### OBJECTIVE:
Tally up the lines carrying the string "Output" and respond with only the resulting number.

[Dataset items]
## START

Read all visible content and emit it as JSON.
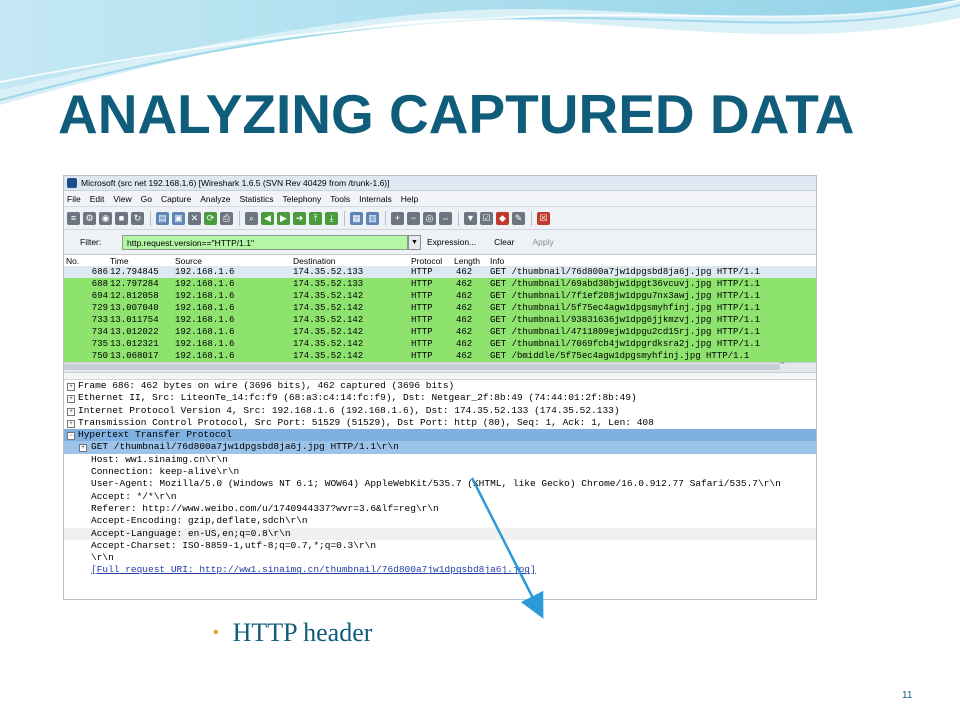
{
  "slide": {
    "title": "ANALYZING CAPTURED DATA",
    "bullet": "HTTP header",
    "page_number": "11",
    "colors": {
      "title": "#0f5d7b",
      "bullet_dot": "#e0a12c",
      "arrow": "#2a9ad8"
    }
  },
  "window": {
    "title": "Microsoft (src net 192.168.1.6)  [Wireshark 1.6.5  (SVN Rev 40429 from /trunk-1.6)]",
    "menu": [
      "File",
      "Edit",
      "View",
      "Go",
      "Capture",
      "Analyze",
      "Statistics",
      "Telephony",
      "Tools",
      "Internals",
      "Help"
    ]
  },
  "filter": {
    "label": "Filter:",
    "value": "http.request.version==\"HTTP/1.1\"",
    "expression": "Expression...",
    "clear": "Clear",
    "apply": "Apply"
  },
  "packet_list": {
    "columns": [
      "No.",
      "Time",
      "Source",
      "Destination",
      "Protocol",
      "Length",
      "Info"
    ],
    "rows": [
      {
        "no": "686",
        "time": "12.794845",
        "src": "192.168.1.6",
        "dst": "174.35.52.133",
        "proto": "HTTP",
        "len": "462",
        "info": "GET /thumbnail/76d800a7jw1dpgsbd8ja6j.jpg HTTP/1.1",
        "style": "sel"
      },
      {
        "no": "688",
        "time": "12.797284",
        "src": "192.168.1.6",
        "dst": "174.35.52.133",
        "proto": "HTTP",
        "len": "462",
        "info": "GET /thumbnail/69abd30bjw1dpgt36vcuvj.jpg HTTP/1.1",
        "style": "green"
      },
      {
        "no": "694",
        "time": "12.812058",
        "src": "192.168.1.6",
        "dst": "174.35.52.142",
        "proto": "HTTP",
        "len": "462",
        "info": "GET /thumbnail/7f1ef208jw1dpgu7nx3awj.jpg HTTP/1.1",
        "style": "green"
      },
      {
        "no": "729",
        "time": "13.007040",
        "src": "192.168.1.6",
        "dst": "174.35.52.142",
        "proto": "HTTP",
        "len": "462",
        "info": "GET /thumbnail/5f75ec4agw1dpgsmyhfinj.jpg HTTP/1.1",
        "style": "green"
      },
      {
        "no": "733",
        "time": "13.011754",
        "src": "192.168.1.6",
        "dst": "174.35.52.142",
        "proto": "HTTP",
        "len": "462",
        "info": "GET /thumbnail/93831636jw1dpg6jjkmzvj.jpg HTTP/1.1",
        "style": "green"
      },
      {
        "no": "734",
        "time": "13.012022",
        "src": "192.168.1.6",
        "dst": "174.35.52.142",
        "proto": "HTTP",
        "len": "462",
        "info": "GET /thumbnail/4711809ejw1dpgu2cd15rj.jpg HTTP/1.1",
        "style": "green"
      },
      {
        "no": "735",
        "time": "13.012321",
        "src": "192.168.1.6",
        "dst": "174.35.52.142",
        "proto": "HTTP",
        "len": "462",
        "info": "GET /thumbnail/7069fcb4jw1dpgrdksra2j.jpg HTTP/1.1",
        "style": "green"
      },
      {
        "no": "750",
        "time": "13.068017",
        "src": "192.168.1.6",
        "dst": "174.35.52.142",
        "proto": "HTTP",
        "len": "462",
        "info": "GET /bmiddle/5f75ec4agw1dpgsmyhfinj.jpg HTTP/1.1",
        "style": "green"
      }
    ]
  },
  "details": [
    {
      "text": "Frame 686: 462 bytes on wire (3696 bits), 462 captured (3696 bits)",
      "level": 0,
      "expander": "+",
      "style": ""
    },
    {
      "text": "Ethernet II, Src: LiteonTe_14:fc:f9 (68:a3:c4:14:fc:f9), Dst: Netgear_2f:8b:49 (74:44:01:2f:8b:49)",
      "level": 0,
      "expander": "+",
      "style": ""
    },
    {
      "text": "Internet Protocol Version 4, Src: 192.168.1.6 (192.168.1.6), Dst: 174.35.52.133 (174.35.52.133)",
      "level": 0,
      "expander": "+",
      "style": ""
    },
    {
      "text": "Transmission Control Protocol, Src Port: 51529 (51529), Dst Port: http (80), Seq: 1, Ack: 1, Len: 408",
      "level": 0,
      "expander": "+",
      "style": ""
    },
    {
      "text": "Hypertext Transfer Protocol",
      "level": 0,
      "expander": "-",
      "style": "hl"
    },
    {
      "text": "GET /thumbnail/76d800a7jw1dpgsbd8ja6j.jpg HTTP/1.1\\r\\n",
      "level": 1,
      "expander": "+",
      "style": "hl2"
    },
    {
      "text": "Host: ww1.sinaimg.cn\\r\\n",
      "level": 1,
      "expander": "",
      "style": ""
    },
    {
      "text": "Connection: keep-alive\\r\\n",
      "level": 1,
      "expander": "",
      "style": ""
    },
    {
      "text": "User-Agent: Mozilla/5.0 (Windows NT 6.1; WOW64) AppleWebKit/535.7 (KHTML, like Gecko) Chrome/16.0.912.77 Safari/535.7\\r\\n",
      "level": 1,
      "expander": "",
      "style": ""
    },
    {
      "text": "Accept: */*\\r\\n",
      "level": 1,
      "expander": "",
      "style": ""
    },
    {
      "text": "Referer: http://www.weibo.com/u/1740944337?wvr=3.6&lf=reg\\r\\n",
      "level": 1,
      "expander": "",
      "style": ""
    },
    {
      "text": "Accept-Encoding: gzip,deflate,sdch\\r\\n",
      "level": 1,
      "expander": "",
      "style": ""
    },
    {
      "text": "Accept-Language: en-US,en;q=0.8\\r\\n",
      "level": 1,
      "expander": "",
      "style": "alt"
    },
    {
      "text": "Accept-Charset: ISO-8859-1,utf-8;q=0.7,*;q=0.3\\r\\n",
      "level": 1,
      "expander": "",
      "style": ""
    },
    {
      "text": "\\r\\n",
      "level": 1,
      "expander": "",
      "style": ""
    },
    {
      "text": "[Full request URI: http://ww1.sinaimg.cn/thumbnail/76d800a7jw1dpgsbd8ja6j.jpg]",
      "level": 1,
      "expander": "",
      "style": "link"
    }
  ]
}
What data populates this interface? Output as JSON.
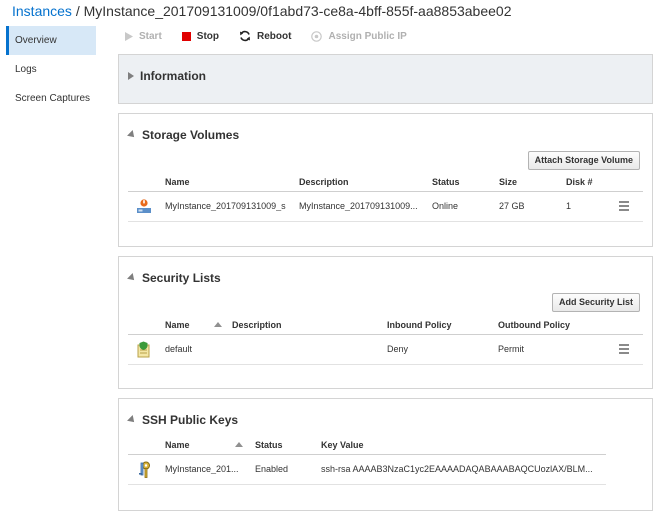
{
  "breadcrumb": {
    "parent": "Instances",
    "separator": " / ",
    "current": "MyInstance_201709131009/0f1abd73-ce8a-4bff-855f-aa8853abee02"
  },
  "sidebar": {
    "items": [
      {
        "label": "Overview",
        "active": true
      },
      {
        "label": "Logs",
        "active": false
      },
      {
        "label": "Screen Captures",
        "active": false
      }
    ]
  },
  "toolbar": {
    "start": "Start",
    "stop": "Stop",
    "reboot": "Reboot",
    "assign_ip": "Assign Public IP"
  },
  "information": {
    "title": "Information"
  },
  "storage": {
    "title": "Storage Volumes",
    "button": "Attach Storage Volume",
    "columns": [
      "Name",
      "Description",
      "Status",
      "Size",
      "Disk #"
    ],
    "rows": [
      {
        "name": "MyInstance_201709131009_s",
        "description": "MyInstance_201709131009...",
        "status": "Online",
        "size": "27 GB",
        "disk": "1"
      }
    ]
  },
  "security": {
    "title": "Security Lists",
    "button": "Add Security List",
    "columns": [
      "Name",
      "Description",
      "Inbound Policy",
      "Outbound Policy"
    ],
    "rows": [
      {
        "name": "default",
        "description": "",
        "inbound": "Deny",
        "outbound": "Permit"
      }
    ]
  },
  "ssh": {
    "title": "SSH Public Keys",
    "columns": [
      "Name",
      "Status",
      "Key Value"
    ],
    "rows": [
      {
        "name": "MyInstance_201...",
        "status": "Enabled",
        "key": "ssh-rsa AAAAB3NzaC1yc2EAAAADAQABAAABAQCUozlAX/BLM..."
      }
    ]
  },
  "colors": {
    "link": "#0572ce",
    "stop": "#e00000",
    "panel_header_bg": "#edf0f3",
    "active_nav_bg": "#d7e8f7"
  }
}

## END
## START

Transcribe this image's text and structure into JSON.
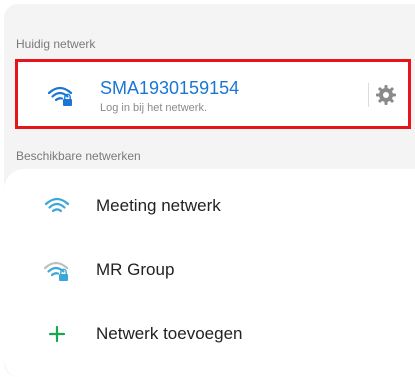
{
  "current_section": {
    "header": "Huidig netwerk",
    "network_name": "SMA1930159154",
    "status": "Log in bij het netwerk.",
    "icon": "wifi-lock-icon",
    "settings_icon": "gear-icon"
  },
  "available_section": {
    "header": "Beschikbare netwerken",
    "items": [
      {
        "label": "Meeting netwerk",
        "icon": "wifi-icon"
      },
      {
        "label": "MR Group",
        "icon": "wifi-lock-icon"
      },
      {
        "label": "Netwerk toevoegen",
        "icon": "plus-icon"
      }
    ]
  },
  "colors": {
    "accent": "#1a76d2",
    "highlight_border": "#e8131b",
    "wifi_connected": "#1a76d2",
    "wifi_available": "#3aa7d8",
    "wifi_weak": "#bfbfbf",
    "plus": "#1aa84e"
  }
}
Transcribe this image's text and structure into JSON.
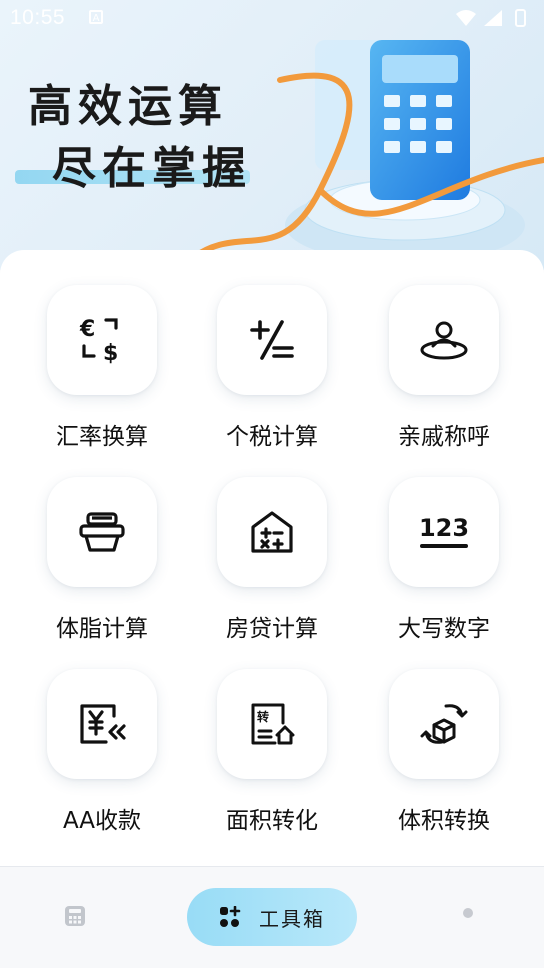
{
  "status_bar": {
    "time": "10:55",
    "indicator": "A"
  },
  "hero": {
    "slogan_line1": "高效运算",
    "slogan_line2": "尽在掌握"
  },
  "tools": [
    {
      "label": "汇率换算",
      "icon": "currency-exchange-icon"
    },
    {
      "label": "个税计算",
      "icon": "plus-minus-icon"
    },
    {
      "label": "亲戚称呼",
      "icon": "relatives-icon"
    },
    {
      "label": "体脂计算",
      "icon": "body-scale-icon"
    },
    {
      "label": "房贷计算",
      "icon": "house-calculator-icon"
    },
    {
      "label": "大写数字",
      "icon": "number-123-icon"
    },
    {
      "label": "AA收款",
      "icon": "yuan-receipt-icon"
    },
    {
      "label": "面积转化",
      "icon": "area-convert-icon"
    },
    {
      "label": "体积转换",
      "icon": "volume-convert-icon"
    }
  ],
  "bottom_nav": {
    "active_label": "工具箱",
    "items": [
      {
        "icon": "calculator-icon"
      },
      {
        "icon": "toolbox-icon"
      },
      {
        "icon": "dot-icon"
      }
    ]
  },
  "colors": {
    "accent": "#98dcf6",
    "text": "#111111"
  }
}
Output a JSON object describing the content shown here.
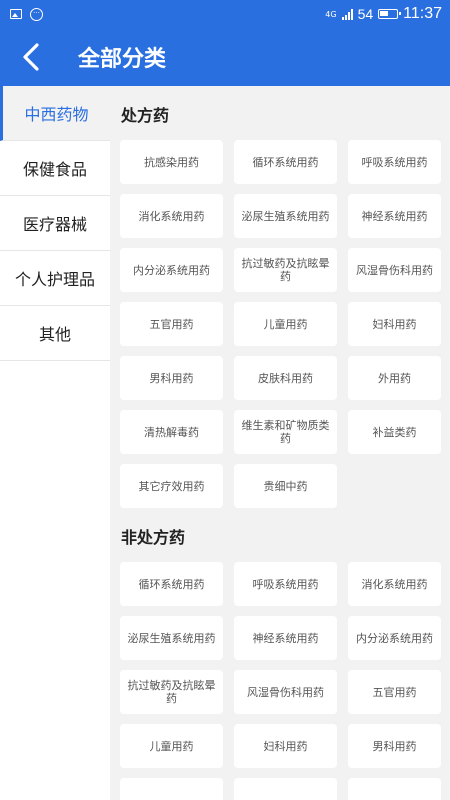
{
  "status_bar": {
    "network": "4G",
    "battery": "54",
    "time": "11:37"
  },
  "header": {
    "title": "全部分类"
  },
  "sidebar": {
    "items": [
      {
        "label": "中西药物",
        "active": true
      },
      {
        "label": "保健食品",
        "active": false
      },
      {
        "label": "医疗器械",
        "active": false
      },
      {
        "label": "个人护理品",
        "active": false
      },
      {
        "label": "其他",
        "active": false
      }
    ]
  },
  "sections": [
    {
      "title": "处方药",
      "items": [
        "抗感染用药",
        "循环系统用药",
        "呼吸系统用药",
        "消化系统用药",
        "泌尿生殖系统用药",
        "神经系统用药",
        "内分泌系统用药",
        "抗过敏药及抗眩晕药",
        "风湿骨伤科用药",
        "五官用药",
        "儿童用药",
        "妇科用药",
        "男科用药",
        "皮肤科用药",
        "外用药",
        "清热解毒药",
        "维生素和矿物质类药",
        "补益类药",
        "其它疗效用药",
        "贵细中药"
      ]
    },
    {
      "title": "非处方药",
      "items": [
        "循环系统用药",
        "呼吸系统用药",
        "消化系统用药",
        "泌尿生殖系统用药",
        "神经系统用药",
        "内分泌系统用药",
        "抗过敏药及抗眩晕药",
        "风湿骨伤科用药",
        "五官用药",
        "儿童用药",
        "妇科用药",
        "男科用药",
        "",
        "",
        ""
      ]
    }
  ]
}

## END

### PROBLEM SOLUTION:
2